### Tekstfragment:
Uitvoerbaar bij voorraad
3.18.
De kantonrechter zal de beslissing uitvoerbaar bij voorraad verklaren, zoals is gevorderd. Dat betekent dat de beslissing moet worden gevolgd, ook als een van partijen hoger beroep instelt tegen deze beslissing. De beslissing van de rechtbank geldt in dat geval totdat het gerechtshof een andere beslissing neemt.

4.De beslissing

De kantonrechter
4.1.
veroordeelt [gedaagde] om aan [eiser sub 1] c.s. te betalen een bedrag van € 7.225,65, te vermeerderen met de overeengekomen rente van 1% per maand met een minimum van € 300,00 over een bedrag van € 5.100,00, met ingang van 27 juni 2024, tot de dag van volledige betaling,
4.2.

Regels uit de lay-outdataset:

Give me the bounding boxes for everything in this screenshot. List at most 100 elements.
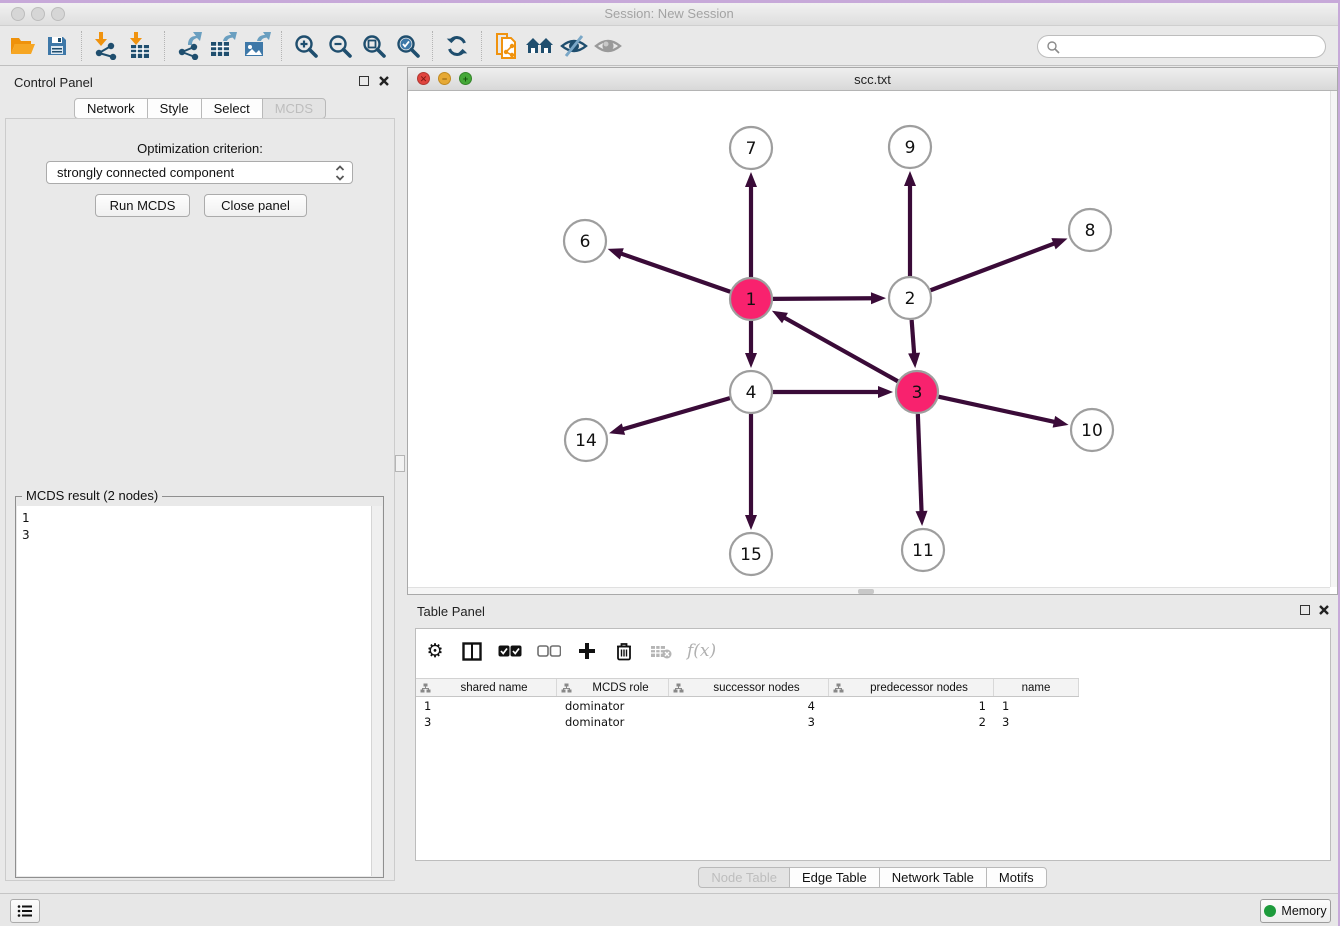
table-header-row: shared nameMCDS rolesuccessor nodesprede…: [416, 678, 1079, 697]
search-input[interactable]: [1037, 35, 1326, 58]
network-view-title: scc.txt: [408, 72, 1337, 87]
column-header-successor-nodes[interactable]: successor nodes: [669, 679, 829, 696]
add-column-icon[interactable]: [576, 639, 598, 663]
select-all-icon[interactable]: [498, 639, 522, 663]
graph-node-4[interactable]: 4: [730, 371, 772, 413]
graph-edge-1-6[interactable]: [620, 253, 730, 292]
home-icon[interactable]: [523, 29, 557, 63]
panel-splitter-handle[interactable]: [395, 455, 405, 472]
delete-column-icon[interactable]: [613, 639, 635, 663]
optimization-dropdown[interactable]: strongly connected component: [46, 161, 353, 184]
graph-node-8[interactable]: 8: [1069, 209, 1111, 251]
table-panel-title: Table Panel: [417, 604, 485, 619]
graph-node-7[interactable]: 7: [730, 127, 772, 169]
table-options-icon[interactable]: ⚙: [424, 639, 446, 663]
refresh-layout-icon[interactable]: [440, 29, 474, 63]
main-toolbar: [0, 26, 1338, 66]
network-vertical-scrollbar[interactable]: [1330, 91, 1337, 587]
table-cell: 3: [416, 714, 557, 730]
arrowhead-icon: [1051, 238, 1067, 249]
deselect-all-icon[interactable]: [537, 639, 561, 663]
memory-button[interactable]: Memory: [1260, 899, 1331, 923]
chevron-up-down-icon: [335, 164, 345, 182]
network-canvas[interactable]: 7 9 6 8 1 2 4 3 14 10 15 11: [408, 91, 1331, 587]
column-header-shared-name[interactable]: shared name: [416, 679, 557, 696]
graph-edge-4-14[interactable]: [622, 398, 730, 430]
close-panel-button[interactable]: Close panel: [204, 194, 307, 217]
tab-edge-table[interactable]: Edge Table: [789, 867, 880, 888]
graph-edge-3-10[interactable]: [938, 397, 1055, 422]
graph-node-15[interactable]: 15: [730, 533, 772, 575]
table-row[interactable]: 1dominator411: [416, 698, 1079, 714]
arrowhead-icon: [745, 353, 757, 368]
tab-network[interactable]: Network: [74, 98, 148, 119]
graph-edge-2-8[interactable]: [931, 243, 1056, 290]
run-mcds-button[interactable]: Run MCDS: [95, 194, 190, 217]
graph-edge-3-11[interactable]: [918, 414, 922, 513]
import-table-icon[interactable]: [123, 29, 157, 63]
graph-node-10[interactable]: 10: [1071, 409, 1113, 451]
arrowhead-icon: [908, 353, 920, 368]
svg-text:8: 8: [1085, 221, 1096, 241]
float-table-panel-icon[interactable]: [1300, 605, 1310, 615]
delete-table-icon[interactable]: [650, 639, 672, 663]
save-session-icon[interactable]: [40, 29, 74, 63]
export-network-icon[interactable]: [172, 29, 206, 63]
app-title: Session: New Session: [0, 6, 1338, 21]
scrollbar-thumb[interactable]: [858, 589, 874, 594]
task-history-button[interactable]: [10, 899, 40, 923]
memory-label: Memory: [1281, 904, 1326, 918]
import-network-icon[interactable]: [89, 29, 123, 63]
arrowhead-icon: [609, 423, 625, 435]
search-icon: [1046, 40, 1060, 54]
zoom-in-icon[interactable]: [289, 29, 323, 63]
graph-node-14[interactable]: 14: [565, 419, 607, 461]
graph-node-3[interactable]: 3: [896, 371, 938, 413]
network-graph: 7 9 6 8 1 2 4 3 14 10 15 11: [408, 91, 1331, 587]
column-pane-icon[interactable]: [461, 639, 483, 663]
hide-details-icon[interactable]: [557, 29, 591, 63]
close-panel-icon[interactable]: [378, 75, 390, 87]
column-header-MCDS-role[interactable]: MCDS role: [557, 679, 669, 696]
open-file-icon[interactable]: [6, 29, 40, 63]
tab-select[interactable]: Select: [201, 98, 263, 119]
graph-edge-2-3[interactable]: [912, 320, 915, 355]
app-titlebar: Session: New Session: [0, 3, 1338, 26]
zoom-out-icon[interactable]: [323, 29, 357, 63]
close-table-panel-icon[interactable]: [1318, 604, 1330, 616]
list-icon: [17, 904, 33, 918]
network-horizontal-scrollbar[interactable]: [408, 587, 1330, 594]
graph-node-2[interactable]: 2: [889, 277, 931, 319]
graph-edge-1-2[interactable]: [773, 298, 873, 299]
arrowhead-icon: [745, 172, 757, 187]
graph-node-6[interactable]: 6: [564, 220, 606, 262]
function-builder-icon[interactable]: f(x): [687, 639, 716, 663]
toolbar-separator: [432, 31, 433, 61]
mcds-result-area[interactable]: 1 3: [17, 506, 382, 876]
svg-text:3: 3: [912, 383, 923, 403]
graph-node-1[interactable]: 1: [730, 278, 772, 320]
arrowhead-icon: [608, 248, 624, 259]
graph-node-11[interactable]: 11: [902, 529, 944, 571]
zoom-selected-icon[interactable]: [391, 29, 425, 63]
column-header-predecessor-nodes[interactable]: predecessor nodes: [829, 679, 994, 696]
result-scrollbar[interactable]: [371, 506, 382, 876]
birds-eye-icon[interactable]: [591, 29, 625, 63]
column-header-name[interactable]: name: [994, 679, 1079, 696]
export-table-icon[interactable]: [206, 29, 240, 63]
tab-mcds[interactable]: MCDS: [262, 98, 326, 119]
tab-network-table[interactable]: Network Table: [879, 867, 987, 888]
memory-status-icon: [1264, 905, 1276, 917]
svg-text:2: 2: [905, 289, 916, 309]
tab-node-table[interactable]: Node Table: [698, 867, 790, 888]
graph-node-9[interactable]: 9: [889, 126, 931, 168]
clone-network-icon[interactable]: [489, 29, 523, 63]
graph-edge-3-1[interactable]: [783, 317, 898, 381]
svg-text:10: 10: [1081, 421, 1103, 441]
export-image-icon[interactable]: [240, 29, 274, 63]
tab-style[interactable]: Style: [147, 98, 202, 119]
float-panel-icon[interactable]: [359, 76, 369, 86]
table-row[interactable]: 3dominator323: [416, 714, 1079, 730]
tab-motifs[interactable]: Motifs: [986, 867, 1047, 888]
zoom-fit-icon[interactable]: [357, 29, 391, 63]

### Uw opdracht:
Som alle geldbedragen in euro op die in het tekstfragment worden genoemd. De regels zijn voor de opdracht niet van belang.

### Antwoord op opdracht:
€ 7.225,65
€ 300,00
€ 5.100,00